Problem description: Transcribe all of the material exactly.

Dataset records:
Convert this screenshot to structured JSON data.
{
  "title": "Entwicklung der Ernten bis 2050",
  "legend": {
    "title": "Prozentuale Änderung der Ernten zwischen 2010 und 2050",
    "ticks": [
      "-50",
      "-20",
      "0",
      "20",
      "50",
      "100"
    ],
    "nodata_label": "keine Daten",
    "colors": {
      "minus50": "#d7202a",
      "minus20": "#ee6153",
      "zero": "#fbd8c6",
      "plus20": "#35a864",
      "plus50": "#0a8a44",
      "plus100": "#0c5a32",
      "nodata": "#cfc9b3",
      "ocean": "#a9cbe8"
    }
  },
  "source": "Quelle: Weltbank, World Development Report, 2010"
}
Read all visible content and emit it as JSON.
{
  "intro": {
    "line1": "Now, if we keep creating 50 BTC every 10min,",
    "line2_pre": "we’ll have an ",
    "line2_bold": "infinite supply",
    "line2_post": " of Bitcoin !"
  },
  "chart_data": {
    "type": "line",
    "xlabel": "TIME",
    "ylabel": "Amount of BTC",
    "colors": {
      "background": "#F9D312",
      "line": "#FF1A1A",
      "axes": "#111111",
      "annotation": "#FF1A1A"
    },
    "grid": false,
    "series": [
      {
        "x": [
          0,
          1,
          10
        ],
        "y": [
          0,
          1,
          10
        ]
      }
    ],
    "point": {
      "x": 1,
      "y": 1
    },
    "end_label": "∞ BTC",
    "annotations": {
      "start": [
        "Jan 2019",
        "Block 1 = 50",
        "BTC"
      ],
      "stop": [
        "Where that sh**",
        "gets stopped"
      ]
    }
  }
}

Output:
Convert this screenshot to structured JSON data.
{
  "title": "Entwicklung der Ernten bis 2050",
  "legend": {
    "title": "Prozentuale Änderung der Ernten zwischen 2010 und 2050",
    "ticks": [
      "-50",
      "-20",
      "0",
      "20",
      "50",
      "100"
    ],
    "nodata_label": "keine Daten",
    "colors": {
      "minus50": "#d7202a",
      "minus20": "#ee6153",
      "zero": "#fbd8c6",
      "plus20": "#35a864",
      "plus50": "#0a8a44",
      "plus100": "#0c5a32",
      "nodata": "#cfc9b3",
      "ocean": "#a9cbe8"
    }
  },
  "source": "Quelle: Weltbank, World Development Report, 2010"
}
Read all visible content and emit it as JSON.
{
  "intro": {
    "line1": "Now, if we keep creating 50 BTC every 10min,",
    "line2_pre": "we’ll have an ",
    "line2_bold": "infinite supply",
    "line2_post": " of Bitcoin !"
  },
  "chart_data": {
    "type": "line",
    "xlabel": "TIME",
    "ylabel": "Amount of BTC",
    "colors": {
      "background": "#F9D312",
      "line": "#FF1A1A",
      "axes": "#111111",
      "annotation": "#FF1A1A"
    },
    "grid": false,
    "series": [
      {
        "x": [
          0,
          1,
          10
        ],
        "y": [
          0,
          1,
          10
        ]
      }
    ],
    "point": {
      "x": 1,
      "y": 1
    },
    "end_label": "∞ BTC",
    "annotations": {
      "start": [
        "Jan 2019",
        "Block 1 = 50",
        "BTC"
      ],
      "stop": [
        "Where that sh**",
        "gets stopped"
      ]
    }
  }
}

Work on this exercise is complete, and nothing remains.